======== Data to use

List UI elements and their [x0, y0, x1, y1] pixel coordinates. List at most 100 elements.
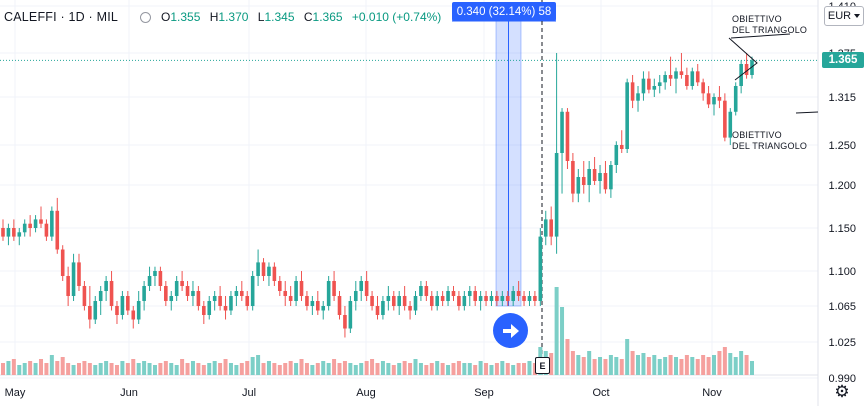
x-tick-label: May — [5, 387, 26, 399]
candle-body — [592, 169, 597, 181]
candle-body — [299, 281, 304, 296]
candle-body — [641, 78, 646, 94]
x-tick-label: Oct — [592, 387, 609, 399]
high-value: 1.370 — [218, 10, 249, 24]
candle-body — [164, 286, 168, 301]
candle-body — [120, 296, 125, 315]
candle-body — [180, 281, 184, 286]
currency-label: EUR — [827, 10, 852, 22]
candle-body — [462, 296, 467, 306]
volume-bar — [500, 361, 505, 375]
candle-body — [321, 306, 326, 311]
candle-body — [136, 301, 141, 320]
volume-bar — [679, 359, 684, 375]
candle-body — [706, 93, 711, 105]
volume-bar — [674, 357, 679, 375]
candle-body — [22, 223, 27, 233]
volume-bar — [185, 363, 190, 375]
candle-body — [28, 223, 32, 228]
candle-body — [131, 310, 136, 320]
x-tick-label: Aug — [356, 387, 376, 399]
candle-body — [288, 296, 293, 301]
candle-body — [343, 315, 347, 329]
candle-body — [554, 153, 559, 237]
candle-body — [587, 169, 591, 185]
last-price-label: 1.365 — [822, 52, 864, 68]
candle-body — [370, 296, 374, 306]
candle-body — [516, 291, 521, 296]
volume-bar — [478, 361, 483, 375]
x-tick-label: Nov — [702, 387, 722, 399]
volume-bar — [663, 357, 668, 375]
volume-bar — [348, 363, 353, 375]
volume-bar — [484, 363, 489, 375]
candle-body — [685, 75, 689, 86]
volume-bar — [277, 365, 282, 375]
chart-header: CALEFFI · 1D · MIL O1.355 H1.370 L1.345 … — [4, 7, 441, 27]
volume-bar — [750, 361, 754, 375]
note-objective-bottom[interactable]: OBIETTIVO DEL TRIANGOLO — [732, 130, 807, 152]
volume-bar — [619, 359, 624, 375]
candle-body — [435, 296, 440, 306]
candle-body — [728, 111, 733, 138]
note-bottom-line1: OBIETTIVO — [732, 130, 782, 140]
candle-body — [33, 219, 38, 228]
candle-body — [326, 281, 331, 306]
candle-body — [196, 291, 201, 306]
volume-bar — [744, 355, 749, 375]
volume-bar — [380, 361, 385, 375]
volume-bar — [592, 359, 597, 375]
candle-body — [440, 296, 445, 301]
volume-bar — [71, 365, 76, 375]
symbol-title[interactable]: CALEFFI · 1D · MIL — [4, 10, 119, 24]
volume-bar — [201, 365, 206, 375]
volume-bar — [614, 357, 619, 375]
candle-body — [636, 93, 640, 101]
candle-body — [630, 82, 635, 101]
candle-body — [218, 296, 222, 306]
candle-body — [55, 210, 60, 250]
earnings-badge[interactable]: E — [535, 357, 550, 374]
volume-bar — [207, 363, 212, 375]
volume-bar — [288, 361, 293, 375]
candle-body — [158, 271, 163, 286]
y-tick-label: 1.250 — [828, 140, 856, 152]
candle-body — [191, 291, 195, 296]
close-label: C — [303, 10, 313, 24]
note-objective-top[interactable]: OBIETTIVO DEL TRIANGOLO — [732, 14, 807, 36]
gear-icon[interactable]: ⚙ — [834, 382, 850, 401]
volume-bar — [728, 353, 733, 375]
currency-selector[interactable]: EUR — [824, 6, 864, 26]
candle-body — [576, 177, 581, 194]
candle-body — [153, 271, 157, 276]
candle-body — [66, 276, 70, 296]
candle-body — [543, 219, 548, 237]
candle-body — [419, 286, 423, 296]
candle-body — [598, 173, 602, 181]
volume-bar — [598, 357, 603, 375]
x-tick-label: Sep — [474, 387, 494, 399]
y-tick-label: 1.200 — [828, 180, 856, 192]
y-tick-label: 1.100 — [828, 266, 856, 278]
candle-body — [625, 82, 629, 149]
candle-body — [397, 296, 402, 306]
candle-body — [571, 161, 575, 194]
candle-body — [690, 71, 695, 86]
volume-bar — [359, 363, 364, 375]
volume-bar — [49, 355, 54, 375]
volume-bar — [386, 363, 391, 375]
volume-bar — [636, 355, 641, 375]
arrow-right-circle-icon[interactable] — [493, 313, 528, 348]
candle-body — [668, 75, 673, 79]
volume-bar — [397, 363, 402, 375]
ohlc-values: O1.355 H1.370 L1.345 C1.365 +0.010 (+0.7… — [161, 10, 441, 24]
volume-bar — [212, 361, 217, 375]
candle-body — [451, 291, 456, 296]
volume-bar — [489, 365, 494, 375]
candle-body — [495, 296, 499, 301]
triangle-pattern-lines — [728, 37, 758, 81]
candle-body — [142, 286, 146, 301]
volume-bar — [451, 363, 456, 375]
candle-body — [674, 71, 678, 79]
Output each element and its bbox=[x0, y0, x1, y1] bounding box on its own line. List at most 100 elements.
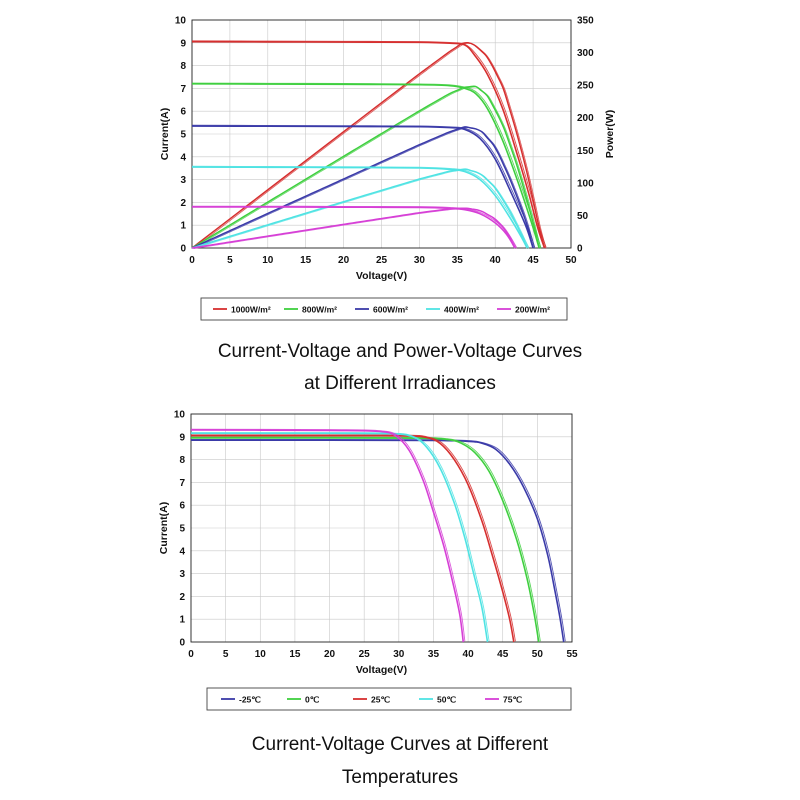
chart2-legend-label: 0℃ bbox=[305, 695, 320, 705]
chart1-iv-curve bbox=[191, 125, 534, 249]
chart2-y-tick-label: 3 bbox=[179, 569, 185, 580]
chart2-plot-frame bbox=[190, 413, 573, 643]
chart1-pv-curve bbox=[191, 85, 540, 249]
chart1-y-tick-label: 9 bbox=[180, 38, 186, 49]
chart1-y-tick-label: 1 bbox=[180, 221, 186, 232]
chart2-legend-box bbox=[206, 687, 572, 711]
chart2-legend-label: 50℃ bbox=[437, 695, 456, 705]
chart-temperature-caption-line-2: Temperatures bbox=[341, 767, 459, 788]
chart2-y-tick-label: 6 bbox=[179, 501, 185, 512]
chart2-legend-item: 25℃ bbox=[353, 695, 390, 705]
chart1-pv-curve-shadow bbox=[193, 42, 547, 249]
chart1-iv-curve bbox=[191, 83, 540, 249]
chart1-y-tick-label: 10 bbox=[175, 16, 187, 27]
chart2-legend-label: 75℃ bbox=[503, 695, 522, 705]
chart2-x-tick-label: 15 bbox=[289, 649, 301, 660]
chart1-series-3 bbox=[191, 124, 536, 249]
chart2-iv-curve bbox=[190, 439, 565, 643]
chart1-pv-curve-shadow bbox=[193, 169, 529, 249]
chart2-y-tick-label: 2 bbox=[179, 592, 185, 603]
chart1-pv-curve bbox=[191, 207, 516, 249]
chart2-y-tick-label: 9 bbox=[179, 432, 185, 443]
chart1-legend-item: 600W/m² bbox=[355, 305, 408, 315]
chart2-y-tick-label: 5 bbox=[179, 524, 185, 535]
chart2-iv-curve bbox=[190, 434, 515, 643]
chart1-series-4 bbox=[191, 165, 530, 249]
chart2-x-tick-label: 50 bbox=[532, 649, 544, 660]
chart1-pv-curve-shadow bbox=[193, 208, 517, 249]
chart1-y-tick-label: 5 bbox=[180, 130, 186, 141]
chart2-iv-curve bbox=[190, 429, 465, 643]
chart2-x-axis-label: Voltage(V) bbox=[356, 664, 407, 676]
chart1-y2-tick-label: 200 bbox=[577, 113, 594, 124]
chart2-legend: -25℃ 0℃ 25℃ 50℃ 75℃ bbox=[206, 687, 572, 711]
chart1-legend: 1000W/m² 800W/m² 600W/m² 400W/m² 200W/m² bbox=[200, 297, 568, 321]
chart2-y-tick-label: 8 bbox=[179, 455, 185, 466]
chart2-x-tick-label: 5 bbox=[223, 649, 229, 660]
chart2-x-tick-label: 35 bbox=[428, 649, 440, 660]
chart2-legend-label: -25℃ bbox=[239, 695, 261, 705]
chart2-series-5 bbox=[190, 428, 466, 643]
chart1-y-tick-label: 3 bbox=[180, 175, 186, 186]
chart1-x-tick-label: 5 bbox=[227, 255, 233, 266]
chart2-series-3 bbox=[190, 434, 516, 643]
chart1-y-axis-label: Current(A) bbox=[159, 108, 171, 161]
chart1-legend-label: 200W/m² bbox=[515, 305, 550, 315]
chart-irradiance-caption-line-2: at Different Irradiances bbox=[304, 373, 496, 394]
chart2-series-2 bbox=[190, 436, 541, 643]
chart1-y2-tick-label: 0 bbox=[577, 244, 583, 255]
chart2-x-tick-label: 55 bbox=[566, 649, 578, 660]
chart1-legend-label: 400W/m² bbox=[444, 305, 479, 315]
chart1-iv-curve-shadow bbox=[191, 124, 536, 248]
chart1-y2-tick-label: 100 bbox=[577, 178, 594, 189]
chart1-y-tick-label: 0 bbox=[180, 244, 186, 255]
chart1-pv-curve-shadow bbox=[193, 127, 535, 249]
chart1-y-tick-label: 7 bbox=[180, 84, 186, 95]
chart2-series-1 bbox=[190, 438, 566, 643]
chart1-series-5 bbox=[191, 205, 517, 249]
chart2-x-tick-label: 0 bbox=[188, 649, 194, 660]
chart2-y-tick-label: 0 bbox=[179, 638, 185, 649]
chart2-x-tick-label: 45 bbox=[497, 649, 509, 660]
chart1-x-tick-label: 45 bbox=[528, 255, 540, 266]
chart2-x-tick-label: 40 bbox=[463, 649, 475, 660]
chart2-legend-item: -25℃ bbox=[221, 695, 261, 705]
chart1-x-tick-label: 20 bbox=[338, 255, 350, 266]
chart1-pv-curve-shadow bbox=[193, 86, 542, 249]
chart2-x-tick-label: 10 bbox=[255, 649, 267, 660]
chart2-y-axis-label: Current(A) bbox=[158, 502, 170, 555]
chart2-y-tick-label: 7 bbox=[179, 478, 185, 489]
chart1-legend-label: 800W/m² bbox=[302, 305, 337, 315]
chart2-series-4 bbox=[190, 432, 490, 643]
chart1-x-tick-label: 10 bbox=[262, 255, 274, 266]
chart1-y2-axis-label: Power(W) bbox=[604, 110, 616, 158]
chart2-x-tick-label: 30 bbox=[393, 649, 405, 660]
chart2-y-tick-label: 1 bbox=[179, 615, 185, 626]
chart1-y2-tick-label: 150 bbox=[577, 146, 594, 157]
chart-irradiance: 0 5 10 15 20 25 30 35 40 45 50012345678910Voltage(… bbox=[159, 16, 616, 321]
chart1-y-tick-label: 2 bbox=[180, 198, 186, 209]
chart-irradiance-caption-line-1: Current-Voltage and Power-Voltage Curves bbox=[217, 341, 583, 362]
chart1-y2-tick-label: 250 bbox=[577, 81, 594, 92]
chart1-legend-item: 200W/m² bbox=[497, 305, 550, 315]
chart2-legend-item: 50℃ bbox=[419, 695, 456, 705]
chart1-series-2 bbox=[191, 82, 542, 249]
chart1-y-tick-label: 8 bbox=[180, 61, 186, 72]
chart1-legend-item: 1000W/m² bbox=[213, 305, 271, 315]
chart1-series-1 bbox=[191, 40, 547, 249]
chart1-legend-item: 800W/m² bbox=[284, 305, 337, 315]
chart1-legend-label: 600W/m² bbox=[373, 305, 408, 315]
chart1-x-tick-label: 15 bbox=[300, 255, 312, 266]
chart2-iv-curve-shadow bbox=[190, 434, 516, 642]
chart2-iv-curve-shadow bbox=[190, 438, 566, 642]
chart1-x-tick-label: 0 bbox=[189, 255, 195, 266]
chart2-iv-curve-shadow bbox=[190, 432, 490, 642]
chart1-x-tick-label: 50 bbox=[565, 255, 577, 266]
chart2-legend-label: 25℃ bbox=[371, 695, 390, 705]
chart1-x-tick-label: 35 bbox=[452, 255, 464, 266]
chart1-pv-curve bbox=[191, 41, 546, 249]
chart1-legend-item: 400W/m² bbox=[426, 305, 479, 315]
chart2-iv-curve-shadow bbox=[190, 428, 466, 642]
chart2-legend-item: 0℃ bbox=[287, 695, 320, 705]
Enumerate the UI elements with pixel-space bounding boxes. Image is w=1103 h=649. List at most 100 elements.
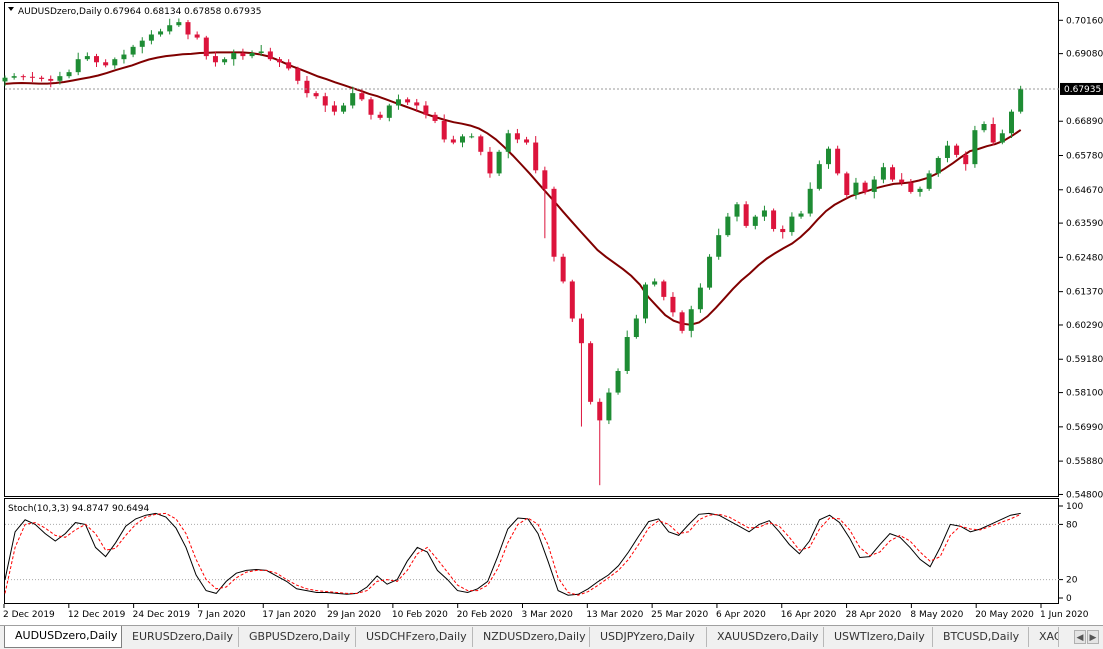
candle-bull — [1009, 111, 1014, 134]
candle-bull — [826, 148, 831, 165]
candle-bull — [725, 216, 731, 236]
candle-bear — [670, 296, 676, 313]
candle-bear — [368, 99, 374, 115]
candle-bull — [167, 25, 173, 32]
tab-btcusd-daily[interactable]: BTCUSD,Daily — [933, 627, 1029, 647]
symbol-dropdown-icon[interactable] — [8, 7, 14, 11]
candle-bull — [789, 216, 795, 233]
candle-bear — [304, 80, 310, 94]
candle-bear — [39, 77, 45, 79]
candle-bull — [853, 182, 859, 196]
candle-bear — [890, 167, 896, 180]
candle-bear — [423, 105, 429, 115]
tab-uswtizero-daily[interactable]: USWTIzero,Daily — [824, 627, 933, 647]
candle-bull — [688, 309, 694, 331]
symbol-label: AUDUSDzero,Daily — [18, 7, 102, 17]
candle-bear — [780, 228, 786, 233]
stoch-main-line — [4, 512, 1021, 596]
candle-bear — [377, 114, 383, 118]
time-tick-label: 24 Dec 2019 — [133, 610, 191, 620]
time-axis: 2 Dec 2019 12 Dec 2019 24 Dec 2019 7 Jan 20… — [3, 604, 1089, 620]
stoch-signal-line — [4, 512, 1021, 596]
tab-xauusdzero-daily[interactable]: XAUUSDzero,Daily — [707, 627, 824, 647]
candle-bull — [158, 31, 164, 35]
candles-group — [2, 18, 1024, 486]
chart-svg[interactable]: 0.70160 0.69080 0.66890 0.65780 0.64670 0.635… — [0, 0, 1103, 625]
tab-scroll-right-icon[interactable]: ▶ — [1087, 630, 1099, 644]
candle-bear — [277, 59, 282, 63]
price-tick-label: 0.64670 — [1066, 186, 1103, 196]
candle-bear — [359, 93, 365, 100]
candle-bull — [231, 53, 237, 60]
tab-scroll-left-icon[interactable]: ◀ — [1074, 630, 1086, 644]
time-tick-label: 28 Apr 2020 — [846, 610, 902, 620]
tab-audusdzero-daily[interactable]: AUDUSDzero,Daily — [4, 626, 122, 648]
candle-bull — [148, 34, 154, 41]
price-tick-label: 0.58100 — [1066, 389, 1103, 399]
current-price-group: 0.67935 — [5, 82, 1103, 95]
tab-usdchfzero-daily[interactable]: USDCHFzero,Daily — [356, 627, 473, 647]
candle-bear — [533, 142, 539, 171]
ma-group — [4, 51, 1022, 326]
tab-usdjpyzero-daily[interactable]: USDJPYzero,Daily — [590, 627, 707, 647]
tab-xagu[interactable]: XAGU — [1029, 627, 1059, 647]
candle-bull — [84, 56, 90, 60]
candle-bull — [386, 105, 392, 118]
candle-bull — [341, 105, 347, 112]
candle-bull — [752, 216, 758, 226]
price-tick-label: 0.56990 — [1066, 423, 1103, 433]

================

_What the exercise asks_.
Reproduce the lines above verbatim, covering the stretch from the line containing "x-tick-label: May — [5, 387, 26, 399]" through the line containing "volume-bar — [71, 365, 76, 375]", with both of those lines included.

_Result of the exercise_.
x-tick-label: May — [5, 387, 26, 399]
candle-body — [592, 169, 597, 181]
candle-body — [299, 281, 304, 296]
candle-body — [641, 78, 646, 94]
x-tick-label: Oct — [592, 387, 609, 399]
high-value: 1.370 — [218, 10, 249, 24]
candle-body — [164, 286, 168, 301]
candle-body — [120, 296, 125, 315]
candle-body — [180, 281, 184, 286]
currency-label: EUR — [827, 10, 852, 22]
candle-body — [462, 296, 467, 306]
volume-bar — [500, 361, 505, 375]
candle-body — [321, 306, 326, 311]
candle-body — [136, 301, 141, 320]
volume-bar — [679, 359, 684, 375]
candle-body — [706, 93, 711, 105]
volume-bar — [674, 357, 679, 375]
candle-body — [22, 223, 27, 233]
volume-bar — [185, 363, 190, 375]
candle-body — [28, 223, 32, 228]
candle-body — [131, 310, 136, 320]
x-tick-label: Aug — [356, 387, 376, 399]
candle-body — [288, 296, 293, 301]
candle-body — [343, 315, 347, 329]
candle-body — [554, 153, 559, 237]
candle-body — [587, 169, 591, 185]
last-price-label: 1.365 — [822, 52, 864, 68]
candle-body — [370, 296, 374, 306]
candle-body — [516, 291, 521, 296]
volume-bar — [478, 361, 483, 375]
x-tick-label: Nov — [702, 387, 722, 399]
volume-bar — [663, 357, 668, 375]
volume-bar — [348, 363, 353, 375]
volume-bar — [484, 363, 489, 375]
candle-body — [685, 75, 689, 86]
volume-bar — [277, 365, 282, 375]
chart-header: CALEFFI · 1D · MIL O1.355 H1.370 L1.345 … — [4, 7, 441, 27]
volume-bar — [750, 361, 754, 375]
note-objective-bottom[interactable]: OBIETTIVO DEL TRIANGOLO — [732, 130, 807, 152]
volume-bar — [619, 359, 624, 375]
candle-body — [435, 296, 440, 306]
candle-body — [728, 111, 733, 138]
note-bottom-line1: OBIETTIVO — [732, 130, 782, 140]
candle-body — [33, 219, 38, 228]
candle-body — [326, 281, 331, 306]
candle-body — [196, 291, 201, 306]
volume-bar — [744, 355, 749, 375]
volume-bar — [380, 361, 385, 375]
volume-bar — [592, 359, 597, 375]
candle-body — [440, 296, 445, 301]
volume-bar — [71, 365, 76, 375]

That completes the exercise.